== Data for the task
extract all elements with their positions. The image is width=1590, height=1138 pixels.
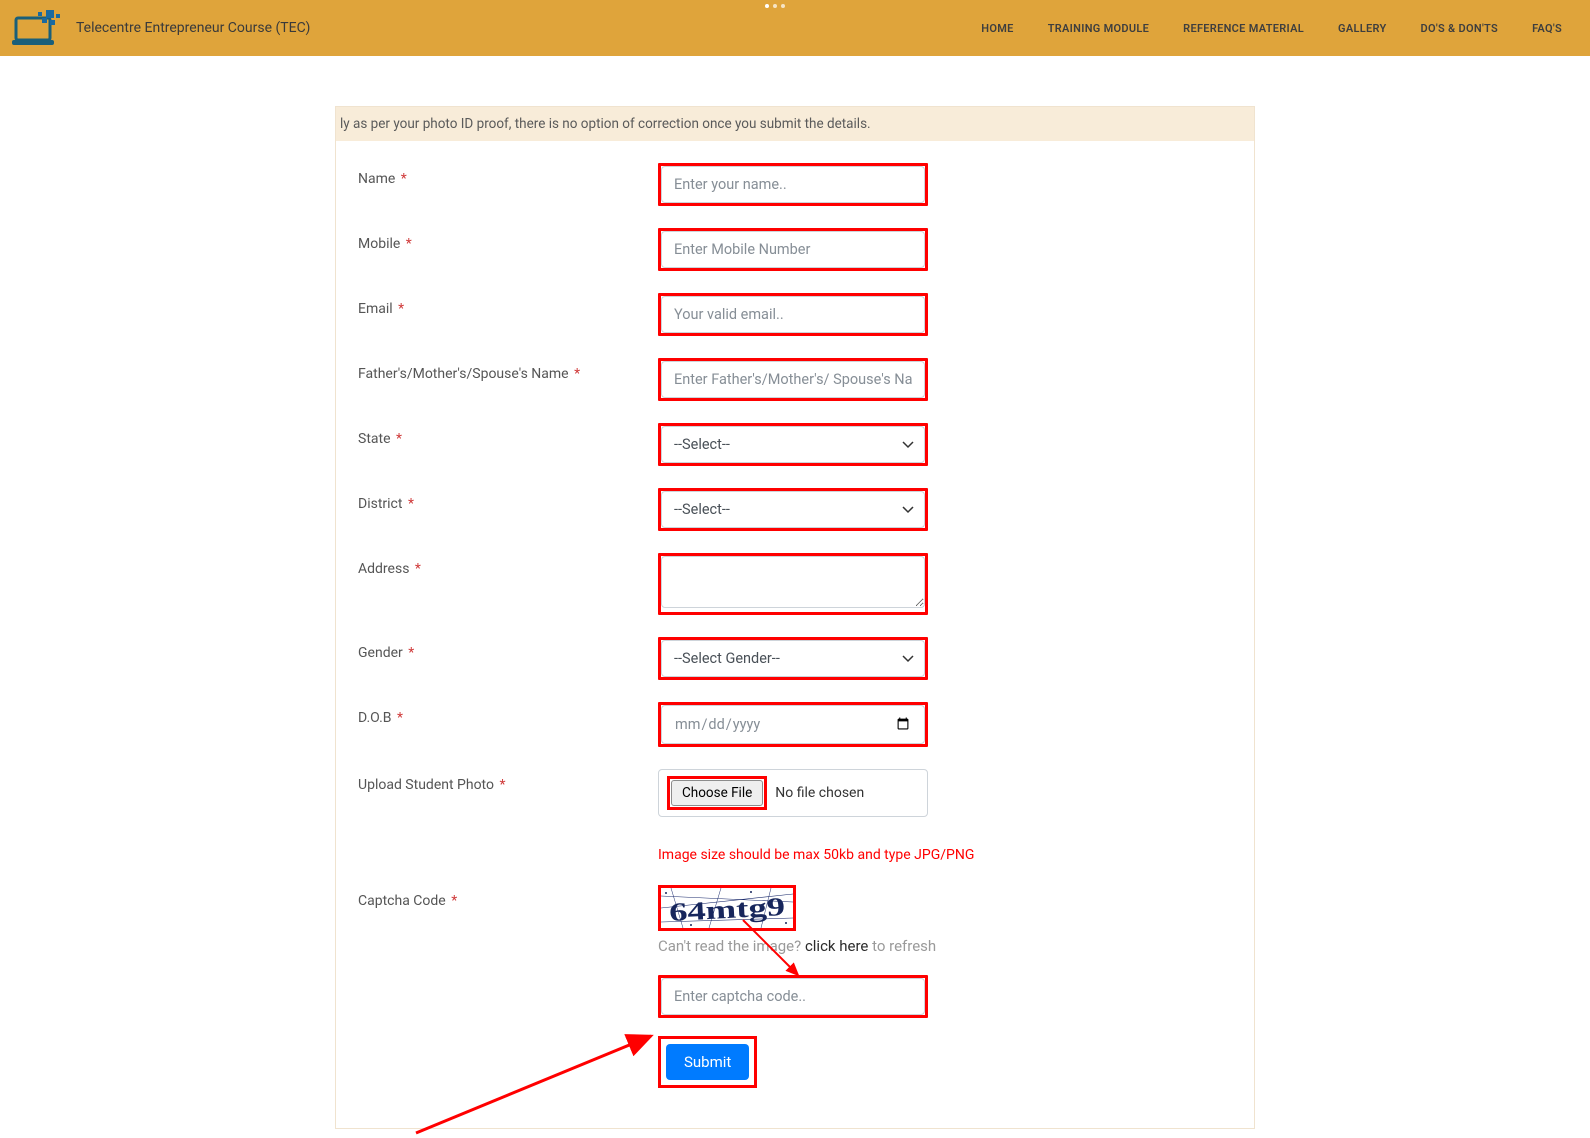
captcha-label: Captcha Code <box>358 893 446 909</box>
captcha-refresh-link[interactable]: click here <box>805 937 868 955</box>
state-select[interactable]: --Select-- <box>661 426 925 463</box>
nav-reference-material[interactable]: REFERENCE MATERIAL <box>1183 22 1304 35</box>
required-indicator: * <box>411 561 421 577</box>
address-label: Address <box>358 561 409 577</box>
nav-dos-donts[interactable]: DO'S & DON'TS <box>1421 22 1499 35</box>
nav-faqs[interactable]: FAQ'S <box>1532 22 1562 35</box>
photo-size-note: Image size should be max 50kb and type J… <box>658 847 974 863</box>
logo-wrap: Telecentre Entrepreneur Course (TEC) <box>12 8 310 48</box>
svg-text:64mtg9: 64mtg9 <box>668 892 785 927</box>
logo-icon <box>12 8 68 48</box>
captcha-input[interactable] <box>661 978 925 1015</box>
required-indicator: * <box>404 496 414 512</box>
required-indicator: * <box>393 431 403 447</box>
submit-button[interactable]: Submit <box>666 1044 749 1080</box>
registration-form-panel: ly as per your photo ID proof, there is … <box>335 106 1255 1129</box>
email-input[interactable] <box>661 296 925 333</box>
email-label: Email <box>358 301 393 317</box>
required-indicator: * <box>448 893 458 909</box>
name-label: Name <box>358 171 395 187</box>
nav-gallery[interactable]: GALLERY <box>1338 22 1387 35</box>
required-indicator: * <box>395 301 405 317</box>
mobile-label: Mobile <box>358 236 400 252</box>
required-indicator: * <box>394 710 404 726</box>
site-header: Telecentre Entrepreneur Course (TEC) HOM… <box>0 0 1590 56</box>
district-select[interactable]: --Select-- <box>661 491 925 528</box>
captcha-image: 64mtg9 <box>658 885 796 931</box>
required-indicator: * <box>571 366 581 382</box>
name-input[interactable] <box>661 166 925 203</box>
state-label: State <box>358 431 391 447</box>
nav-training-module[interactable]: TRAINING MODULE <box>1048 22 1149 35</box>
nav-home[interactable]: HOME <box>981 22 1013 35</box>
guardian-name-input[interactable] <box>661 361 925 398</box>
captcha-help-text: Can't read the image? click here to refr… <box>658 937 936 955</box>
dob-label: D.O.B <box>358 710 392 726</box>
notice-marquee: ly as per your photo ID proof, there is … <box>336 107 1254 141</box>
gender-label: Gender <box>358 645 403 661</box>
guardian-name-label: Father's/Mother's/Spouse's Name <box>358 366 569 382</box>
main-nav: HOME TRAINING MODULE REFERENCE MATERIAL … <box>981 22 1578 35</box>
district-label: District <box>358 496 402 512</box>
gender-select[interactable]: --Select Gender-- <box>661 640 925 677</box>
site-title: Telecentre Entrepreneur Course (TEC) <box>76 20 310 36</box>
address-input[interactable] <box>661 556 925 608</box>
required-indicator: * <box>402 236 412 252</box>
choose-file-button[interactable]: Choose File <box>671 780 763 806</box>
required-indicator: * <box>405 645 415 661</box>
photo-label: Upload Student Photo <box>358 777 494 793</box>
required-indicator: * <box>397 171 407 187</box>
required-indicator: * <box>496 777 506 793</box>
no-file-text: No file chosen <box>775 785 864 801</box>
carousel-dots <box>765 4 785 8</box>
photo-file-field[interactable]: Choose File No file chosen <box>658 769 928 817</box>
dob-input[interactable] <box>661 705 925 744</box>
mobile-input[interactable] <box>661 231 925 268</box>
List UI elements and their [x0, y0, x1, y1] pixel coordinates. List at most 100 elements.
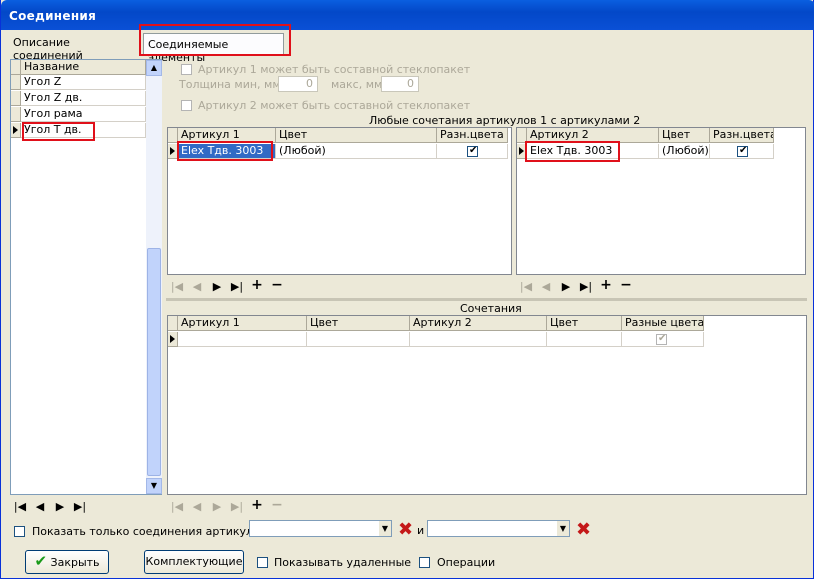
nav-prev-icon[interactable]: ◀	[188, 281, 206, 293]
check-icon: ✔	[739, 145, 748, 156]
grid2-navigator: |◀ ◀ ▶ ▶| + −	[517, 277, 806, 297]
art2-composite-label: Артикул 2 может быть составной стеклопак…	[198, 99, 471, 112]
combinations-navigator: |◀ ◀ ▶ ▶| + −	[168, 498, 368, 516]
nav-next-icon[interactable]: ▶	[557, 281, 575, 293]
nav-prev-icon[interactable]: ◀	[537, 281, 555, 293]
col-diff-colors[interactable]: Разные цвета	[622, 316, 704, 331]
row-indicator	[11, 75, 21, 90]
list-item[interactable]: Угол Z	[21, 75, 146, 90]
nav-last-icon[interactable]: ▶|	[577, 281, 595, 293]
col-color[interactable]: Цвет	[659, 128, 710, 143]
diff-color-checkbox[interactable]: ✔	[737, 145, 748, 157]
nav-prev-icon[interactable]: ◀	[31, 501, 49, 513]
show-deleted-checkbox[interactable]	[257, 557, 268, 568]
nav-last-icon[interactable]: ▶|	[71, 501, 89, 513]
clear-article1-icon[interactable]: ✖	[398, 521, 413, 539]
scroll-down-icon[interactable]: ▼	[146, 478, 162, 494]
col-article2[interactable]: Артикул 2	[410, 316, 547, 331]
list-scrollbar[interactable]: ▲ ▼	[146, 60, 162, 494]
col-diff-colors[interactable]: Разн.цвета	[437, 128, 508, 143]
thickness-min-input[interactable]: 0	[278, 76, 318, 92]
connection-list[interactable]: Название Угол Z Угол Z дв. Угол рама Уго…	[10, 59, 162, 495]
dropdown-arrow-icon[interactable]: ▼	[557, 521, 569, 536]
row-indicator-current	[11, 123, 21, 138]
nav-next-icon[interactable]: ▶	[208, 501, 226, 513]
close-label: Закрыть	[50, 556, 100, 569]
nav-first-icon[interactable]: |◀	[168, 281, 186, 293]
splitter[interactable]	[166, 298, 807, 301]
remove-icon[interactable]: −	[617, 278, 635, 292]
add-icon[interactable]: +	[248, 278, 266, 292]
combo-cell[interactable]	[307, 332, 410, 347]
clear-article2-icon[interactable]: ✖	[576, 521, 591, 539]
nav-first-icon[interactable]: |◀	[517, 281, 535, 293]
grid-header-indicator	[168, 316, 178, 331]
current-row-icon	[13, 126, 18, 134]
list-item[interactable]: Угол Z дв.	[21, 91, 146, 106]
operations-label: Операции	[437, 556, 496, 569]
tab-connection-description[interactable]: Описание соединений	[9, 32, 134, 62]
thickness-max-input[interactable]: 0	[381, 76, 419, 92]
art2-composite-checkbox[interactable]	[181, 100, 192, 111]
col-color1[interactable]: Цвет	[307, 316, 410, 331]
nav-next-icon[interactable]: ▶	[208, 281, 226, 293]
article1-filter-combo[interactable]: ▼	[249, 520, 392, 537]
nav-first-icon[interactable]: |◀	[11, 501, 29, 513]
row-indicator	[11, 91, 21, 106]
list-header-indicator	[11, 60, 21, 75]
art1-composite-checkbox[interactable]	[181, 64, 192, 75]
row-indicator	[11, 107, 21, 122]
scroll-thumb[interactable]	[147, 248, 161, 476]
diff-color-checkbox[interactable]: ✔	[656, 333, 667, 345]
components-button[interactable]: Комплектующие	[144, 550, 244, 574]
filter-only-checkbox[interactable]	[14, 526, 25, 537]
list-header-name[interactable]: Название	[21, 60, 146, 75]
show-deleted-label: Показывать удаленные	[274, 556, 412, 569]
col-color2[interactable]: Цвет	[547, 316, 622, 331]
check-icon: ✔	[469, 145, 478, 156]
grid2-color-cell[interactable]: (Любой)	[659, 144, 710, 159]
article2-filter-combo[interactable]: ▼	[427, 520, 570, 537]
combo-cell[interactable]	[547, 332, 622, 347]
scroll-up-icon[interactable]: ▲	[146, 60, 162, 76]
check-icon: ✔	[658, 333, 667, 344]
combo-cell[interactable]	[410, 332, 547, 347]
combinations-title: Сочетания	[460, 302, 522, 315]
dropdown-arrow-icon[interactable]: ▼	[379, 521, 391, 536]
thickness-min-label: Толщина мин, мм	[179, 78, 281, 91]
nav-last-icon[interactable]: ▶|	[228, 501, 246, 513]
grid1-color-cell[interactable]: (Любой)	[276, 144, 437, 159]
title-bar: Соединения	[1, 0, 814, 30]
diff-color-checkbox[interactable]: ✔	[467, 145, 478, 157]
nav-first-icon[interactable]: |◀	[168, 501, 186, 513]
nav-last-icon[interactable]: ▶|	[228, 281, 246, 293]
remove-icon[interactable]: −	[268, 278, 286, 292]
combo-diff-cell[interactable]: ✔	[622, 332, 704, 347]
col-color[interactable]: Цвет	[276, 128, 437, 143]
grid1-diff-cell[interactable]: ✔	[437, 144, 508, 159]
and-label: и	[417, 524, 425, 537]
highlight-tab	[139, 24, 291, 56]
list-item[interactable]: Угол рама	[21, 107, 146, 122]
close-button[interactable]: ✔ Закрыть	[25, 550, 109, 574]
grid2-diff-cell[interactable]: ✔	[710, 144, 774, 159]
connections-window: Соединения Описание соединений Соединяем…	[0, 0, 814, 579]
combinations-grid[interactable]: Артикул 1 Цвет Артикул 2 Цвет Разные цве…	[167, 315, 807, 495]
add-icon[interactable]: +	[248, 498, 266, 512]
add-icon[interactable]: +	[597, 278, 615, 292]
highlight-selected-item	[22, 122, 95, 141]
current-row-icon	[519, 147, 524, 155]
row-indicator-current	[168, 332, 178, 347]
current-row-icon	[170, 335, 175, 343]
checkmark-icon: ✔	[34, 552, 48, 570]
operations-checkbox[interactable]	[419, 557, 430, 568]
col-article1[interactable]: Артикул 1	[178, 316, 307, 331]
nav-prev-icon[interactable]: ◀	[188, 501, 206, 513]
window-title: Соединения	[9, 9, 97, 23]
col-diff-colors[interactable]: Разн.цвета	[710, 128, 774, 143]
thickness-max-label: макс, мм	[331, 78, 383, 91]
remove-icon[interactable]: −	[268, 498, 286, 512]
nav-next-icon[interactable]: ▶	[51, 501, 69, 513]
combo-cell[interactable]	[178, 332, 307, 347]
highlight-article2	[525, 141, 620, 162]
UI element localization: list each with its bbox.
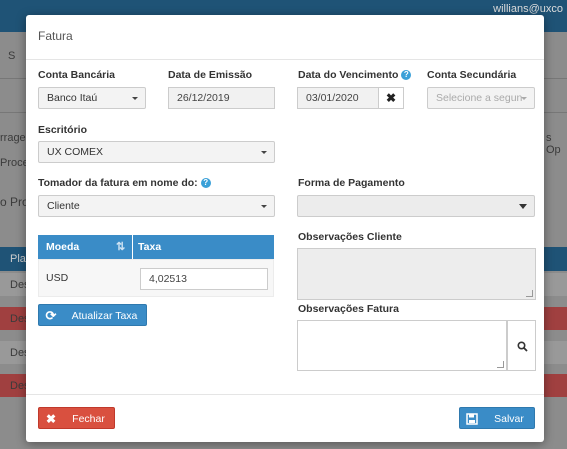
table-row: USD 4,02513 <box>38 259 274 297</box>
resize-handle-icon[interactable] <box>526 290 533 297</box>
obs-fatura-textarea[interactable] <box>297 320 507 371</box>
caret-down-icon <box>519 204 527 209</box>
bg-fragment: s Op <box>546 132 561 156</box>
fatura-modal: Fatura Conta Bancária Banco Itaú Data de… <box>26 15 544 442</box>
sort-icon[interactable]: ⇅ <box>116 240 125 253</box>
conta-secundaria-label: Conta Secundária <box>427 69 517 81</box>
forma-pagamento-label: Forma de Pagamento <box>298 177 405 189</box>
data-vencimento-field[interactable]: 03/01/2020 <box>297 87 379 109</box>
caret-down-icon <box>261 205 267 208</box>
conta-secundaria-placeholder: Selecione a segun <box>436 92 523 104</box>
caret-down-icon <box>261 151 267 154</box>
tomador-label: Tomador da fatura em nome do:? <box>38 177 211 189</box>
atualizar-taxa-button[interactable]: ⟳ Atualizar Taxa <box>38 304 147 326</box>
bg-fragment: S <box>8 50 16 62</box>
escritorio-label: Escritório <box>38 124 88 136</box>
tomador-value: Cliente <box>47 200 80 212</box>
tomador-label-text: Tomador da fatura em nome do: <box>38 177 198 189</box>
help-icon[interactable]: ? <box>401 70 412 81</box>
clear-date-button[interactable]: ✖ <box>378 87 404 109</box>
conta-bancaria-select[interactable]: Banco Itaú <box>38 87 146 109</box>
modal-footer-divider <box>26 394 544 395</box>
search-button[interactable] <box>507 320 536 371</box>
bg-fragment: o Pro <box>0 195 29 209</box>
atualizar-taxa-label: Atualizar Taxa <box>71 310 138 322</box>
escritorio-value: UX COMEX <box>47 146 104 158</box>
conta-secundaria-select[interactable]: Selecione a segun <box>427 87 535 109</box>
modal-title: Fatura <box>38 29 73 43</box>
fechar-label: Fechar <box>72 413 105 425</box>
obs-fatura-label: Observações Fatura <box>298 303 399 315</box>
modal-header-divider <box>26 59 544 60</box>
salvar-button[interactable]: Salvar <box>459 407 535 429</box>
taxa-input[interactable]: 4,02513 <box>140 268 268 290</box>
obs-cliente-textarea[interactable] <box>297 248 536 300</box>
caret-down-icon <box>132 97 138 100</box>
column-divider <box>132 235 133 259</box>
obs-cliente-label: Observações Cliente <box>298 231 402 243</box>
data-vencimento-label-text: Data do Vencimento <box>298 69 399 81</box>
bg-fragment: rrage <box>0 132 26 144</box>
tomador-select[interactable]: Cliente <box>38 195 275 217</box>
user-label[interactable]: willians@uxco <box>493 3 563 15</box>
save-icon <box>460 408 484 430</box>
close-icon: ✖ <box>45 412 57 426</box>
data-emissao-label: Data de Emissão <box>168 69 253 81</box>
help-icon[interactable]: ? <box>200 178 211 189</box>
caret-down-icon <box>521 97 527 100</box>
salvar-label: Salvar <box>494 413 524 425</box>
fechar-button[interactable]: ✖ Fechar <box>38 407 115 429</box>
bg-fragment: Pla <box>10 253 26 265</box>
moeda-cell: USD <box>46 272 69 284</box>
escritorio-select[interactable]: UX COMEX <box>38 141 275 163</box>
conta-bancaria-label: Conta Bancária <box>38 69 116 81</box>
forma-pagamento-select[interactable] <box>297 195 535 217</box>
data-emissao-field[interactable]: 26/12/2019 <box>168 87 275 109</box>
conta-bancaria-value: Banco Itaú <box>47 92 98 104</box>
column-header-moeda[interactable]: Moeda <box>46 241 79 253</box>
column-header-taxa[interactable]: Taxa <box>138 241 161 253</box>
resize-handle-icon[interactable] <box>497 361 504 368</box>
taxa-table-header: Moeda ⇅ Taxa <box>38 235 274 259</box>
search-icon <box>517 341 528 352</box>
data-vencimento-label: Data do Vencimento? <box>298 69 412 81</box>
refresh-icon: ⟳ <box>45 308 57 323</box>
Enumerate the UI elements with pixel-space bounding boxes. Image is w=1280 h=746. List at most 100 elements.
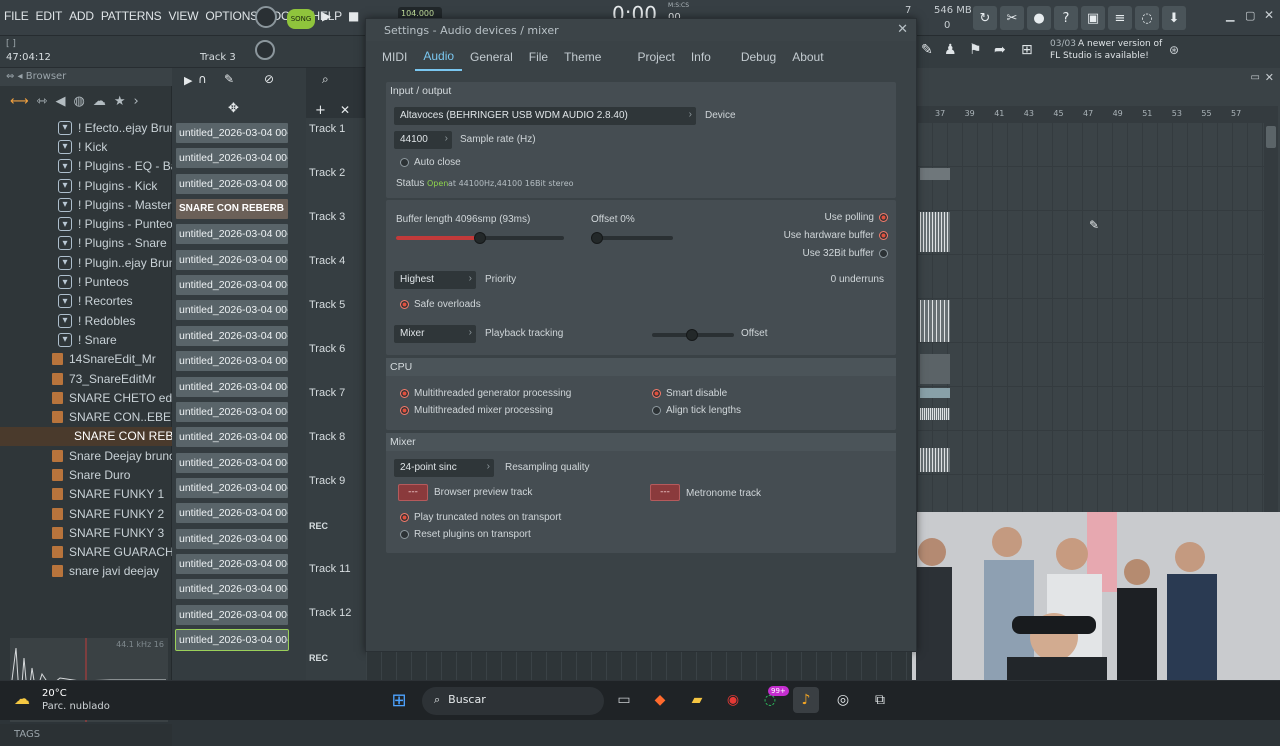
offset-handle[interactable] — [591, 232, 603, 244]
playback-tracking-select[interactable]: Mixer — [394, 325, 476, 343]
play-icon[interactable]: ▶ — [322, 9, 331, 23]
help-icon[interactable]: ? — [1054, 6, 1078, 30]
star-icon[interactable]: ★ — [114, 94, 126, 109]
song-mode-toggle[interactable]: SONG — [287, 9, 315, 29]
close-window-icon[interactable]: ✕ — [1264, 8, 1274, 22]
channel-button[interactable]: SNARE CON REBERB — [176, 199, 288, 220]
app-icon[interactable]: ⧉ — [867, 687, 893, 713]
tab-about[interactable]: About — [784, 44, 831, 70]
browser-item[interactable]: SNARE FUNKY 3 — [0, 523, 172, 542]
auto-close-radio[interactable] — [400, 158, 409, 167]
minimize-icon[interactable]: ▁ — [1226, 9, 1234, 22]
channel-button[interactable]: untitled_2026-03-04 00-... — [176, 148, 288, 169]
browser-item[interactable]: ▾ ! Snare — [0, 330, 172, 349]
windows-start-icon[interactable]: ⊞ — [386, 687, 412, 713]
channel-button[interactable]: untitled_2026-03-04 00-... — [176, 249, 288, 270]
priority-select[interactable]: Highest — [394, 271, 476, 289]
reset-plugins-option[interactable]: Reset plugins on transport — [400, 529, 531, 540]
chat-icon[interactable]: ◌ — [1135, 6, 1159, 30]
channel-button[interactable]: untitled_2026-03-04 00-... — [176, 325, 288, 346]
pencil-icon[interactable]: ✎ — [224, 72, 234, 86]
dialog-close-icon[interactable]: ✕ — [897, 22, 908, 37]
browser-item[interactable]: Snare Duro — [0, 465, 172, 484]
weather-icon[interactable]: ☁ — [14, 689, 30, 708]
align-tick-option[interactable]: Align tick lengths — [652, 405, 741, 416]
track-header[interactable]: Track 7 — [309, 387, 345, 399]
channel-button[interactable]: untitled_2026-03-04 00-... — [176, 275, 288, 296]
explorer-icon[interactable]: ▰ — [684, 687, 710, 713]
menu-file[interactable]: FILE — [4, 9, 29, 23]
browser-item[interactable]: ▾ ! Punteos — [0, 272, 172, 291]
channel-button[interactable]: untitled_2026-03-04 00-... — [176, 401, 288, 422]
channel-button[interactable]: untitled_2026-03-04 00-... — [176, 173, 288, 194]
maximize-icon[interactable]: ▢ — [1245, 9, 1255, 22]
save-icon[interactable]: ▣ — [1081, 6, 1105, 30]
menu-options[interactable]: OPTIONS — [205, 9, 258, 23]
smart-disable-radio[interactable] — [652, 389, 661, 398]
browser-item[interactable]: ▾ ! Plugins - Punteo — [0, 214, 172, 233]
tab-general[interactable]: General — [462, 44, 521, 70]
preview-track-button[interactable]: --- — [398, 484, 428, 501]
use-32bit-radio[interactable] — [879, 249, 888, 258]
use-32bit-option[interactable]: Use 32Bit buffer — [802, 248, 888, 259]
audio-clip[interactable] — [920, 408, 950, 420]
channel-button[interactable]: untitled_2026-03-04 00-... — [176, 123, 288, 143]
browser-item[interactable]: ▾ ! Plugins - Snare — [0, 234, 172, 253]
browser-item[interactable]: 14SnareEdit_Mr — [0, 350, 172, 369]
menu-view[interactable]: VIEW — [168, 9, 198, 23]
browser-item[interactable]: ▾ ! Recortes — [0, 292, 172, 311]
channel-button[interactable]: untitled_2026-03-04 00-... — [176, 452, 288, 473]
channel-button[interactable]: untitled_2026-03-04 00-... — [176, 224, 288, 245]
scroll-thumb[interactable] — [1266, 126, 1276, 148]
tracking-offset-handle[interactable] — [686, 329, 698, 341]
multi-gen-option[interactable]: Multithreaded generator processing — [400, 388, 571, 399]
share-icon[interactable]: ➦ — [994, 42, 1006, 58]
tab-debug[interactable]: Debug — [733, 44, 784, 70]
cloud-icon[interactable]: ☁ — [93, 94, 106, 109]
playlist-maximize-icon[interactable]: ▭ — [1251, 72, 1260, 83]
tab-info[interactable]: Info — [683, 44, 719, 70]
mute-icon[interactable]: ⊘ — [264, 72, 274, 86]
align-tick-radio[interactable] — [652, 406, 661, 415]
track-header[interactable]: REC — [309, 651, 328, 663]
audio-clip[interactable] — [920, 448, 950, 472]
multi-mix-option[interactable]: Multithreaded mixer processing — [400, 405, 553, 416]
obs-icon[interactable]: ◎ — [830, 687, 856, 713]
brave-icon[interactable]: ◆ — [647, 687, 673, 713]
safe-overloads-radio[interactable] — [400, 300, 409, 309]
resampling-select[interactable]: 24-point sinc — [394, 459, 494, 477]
====
**Exercise prompt:** Pick out and copy every line of the data above that contains the string "Observações", matching uppercase and lowercase letters exactly.

**Answer to the problem:**
obs-fatura-label: Observações Fatura <box>298 303 399 315</box>
obs-cliente-label: Observações Cliente <box>298 231 402 243</box>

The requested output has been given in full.